* Supplied data *
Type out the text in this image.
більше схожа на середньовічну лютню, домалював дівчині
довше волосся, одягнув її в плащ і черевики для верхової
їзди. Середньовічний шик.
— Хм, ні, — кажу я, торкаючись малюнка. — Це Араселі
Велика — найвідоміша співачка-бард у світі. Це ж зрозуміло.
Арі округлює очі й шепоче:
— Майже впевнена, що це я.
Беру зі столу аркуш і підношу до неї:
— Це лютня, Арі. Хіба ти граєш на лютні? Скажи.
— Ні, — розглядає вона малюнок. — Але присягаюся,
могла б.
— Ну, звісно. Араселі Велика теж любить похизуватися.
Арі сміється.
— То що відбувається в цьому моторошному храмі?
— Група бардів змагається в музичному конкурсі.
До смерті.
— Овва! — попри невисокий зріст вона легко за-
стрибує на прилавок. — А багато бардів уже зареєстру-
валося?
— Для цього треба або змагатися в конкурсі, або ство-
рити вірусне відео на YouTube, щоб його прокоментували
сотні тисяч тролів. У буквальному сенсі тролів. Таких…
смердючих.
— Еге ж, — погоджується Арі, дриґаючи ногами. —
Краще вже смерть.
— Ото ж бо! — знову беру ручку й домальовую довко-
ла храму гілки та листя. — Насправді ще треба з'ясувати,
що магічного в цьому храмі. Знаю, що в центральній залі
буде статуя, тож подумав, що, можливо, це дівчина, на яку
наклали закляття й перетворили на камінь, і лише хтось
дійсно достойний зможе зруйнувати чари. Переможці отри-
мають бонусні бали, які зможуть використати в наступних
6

* Work instructions *
Only a number is wanted: how many lines above include "вона"?

* Output below *
2